==== Raw data ====

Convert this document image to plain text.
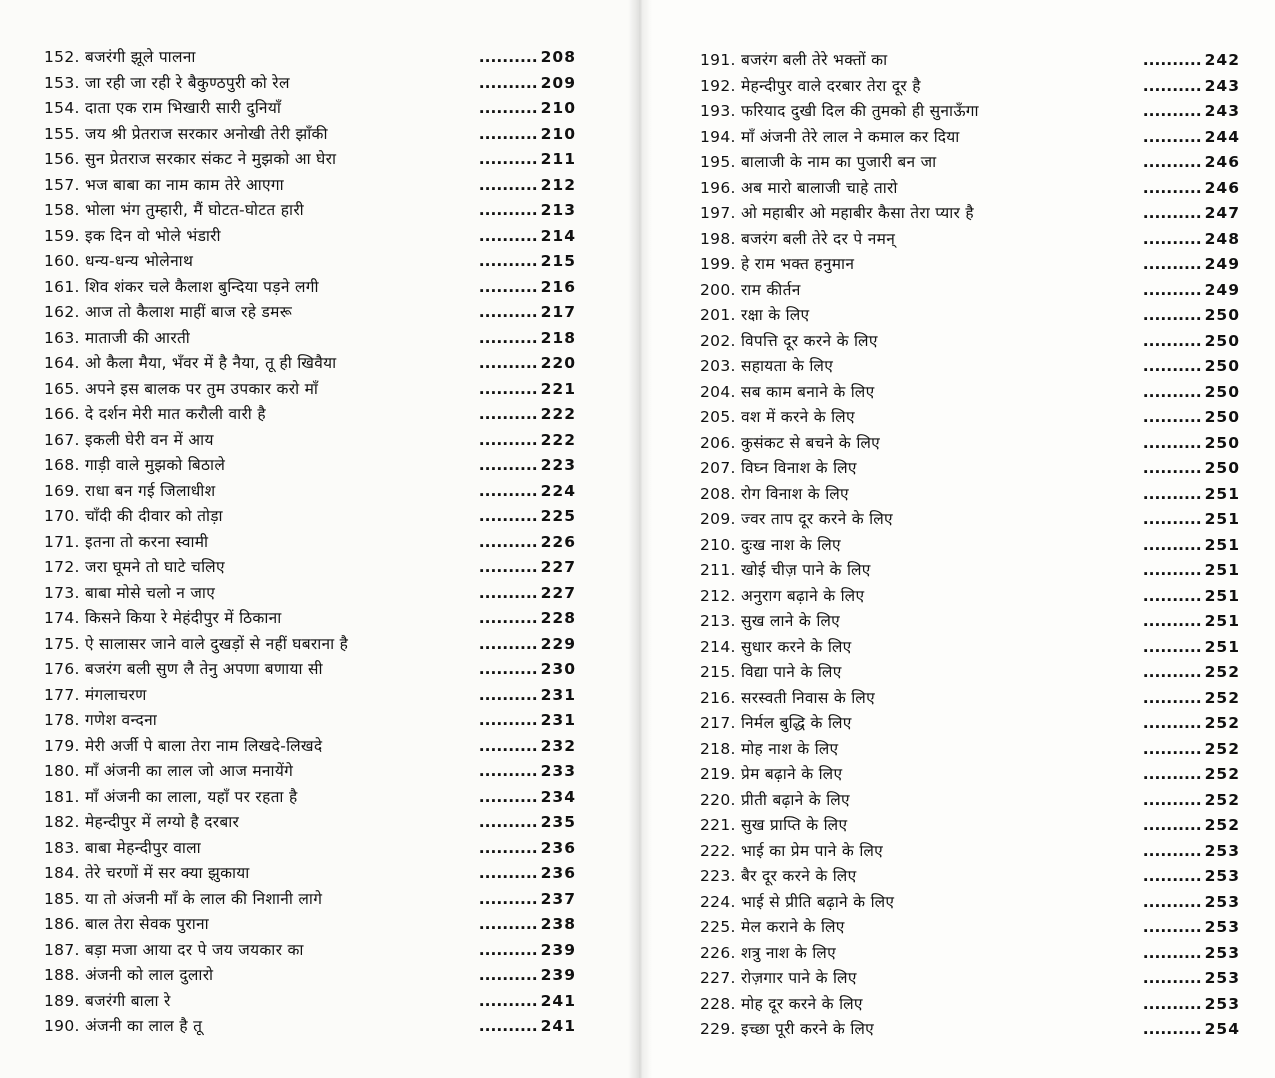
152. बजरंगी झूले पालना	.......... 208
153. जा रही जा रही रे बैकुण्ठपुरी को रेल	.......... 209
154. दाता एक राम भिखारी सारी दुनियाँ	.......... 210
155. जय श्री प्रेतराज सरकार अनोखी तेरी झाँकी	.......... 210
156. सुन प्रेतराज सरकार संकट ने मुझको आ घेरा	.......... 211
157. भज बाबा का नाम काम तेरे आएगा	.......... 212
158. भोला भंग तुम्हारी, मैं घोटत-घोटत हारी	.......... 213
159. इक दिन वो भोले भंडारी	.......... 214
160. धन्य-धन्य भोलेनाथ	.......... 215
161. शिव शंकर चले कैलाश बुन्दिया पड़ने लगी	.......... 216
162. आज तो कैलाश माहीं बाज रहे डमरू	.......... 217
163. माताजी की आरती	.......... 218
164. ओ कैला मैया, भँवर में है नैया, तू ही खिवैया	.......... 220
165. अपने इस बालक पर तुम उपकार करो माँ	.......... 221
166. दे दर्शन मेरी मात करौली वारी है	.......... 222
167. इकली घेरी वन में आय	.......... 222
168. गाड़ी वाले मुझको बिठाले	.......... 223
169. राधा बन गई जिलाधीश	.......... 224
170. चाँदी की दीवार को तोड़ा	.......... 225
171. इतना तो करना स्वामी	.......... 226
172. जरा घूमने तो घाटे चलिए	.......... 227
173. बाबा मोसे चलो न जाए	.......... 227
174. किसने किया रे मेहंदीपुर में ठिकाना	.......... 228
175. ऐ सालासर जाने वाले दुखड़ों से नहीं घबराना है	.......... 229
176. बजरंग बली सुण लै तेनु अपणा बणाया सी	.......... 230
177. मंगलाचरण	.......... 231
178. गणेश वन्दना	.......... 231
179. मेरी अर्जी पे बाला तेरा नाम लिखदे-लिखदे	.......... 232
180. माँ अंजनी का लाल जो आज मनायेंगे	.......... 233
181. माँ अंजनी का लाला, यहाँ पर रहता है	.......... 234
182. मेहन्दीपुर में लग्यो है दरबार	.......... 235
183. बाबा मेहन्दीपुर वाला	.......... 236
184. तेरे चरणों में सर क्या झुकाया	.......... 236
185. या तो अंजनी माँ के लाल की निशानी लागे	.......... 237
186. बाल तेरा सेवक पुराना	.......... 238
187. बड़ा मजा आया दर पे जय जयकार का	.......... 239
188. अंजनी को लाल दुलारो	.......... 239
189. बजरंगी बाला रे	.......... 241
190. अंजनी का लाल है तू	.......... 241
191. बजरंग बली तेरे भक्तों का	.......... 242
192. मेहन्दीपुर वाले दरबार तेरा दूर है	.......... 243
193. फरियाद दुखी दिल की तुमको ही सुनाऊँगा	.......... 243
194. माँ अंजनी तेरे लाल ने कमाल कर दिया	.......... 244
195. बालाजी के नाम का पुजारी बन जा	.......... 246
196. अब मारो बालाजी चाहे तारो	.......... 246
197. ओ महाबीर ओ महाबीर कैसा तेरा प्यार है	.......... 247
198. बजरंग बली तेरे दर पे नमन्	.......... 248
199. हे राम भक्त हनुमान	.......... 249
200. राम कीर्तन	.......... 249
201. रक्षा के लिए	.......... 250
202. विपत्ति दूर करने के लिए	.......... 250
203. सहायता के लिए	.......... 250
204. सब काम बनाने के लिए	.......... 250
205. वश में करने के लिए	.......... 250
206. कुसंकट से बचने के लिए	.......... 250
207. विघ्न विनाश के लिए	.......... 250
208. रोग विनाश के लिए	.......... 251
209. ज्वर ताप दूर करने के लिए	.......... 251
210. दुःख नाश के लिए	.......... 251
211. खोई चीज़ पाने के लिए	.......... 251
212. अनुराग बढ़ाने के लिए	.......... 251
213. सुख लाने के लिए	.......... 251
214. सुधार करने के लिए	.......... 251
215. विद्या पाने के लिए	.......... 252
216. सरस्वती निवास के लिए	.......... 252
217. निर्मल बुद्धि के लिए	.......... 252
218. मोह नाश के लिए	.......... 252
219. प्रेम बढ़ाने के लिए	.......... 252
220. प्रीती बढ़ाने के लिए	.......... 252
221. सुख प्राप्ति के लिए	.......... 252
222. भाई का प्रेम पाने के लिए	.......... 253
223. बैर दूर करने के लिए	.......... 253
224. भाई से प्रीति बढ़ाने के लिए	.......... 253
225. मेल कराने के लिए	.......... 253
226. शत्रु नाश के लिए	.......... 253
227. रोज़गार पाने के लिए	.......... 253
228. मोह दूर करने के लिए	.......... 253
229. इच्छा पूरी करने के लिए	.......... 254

====
==== Raw data ====

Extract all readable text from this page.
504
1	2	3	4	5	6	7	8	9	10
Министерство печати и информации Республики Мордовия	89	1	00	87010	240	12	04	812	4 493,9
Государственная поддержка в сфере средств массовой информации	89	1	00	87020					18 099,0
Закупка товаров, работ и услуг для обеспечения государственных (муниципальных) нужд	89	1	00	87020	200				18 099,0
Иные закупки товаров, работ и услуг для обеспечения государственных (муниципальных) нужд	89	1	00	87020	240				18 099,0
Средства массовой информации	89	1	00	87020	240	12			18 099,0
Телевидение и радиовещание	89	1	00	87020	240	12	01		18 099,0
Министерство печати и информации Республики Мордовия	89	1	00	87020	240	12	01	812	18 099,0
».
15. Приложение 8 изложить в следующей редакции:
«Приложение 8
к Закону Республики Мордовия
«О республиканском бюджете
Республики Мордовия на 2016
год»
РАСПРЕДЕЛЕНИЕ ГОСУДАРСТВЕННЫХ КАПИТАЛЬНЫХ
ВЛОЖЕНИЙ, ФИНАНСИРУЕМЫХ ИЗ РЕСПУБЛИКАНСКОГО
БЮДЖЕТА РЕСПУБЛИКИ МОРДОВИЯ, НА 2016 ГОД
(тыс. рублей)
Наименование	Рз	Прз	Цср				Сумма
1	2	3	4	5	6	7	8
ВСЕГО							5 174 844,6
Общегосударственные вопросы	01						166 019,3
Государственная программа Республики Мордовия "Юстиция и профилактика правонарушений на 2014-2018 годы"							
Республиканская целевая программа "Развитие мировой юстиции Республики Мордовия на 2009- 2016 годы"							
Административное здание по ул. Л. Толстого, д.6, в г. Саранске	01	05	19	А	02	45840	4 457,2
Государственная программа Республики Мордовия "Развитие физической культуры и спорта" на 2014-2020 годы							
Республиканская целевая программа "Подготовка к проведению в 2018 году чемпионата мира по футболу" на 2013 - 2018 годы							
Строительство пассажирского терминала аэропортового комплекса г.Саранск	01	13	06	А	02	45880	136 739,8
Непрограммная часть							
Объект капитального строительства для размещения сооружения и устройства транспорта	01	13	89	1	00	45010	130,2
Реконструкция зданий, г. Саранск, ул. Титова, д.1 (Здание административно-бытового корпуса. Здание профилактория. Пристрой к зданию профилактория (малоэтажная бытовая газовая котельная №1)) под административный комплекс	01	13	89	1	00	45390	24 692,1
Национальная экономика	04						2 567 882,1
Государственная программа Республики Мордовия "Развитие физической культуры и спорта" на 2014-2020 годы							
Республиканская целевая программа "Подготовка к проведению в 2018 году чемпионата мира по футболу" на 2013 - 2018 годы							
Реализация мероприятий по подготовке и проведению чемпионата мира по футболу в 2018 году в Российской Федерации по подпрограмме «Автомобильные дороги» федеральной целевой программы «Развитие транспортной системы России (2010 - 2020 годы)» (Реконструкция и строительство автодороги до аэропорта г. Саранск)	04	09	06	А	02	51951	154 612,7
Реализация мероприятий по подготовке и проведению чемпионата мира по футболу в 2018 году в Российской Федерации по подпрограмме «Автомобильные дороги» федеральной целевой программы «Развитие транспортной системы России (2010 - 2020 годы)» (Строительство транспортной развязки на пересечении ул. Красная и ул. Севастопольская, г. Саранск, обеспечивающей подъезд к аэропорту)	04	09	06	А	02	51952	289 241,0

====
==== Raw data ====

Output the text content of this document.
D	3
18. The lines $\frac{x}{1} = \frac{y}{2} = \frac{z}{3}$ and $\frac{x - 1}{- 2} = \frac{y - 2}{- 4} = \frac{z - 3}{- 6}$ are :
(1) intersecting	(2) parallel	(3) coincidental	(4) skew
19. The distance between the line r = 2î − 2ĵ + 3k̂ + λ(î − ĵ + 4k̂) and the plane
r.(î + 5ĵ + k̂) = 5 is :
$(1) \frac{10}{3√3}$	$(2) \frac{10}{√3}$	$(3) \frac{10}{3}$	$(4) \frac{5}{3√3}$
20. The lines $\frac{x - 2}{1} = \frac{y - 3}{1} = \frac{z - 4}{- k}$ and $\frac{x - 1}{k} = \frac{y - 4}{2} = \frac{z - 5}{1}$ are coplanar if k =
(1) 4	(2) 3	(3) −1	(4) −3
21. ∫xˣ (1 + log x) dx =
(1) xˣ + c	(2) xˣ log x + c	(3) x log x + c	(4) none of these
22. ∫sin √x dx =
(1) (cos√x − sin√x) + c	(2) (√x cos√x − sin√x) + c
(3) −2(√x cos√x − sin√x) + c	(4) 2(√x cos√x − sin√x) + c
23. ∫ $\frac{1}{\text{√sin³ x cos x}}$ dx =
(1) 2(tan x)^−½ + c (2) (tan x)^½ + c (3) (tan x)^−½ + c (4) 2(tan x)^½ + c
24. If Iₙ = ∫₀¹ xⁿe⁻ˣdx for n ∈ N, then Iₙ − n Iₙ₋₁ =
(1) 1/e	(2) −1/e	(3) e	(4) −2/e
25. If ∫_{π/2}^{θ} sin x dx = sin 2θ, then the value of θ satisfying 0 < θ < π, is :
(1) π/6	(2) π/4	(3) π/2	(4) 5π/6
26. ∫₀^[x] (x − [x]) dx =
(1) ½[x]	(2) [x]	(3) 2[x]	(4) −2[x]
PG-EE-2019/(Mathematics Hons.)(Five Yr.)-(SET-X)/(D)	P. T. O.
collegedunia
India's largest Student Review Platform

====

## The problem
Check each line of the records for "году" and copy the ones that contain it.

## Exercise solution
Республиканская целевая программа "Подготовка к проведению в 2018 году чемпионата мира по футболу" на 2013 - 2018 годы							
Республиканская целевая программа "Подготовка к проведению в 2018 году чемпионата мира по футболу" на 2013 - 2018 годы							
Реализация мероприятий по подготовке и проведению чемпионата мира по футболу в 2018 году в Российской Федерации по подпрограмме «Автомобильные дороги» федеральной целевой программы «Развитие транспортной системы России (2010 - 2020 годы)» (Реконструкция и строительство автодороги до аэропорта г. Саранск)	04	09	06	А	02	51951	154 612,7
Реализация мероприятий по подготовке и проведению чемпионата мира по футболу в 2018 году в Российской Федерации по подпрограмме «Автомобильные дороги» федеральной целевой программы «Развитие транспортной системы России (2010 - 2020 годы)» (Строительство транспортной развязки на пересечении ул. Красная и ул. Севастопольская, г. Саранск, обеспечивающей подъезд к аэропорту)	04	09	06	А	02	51952	289 241,0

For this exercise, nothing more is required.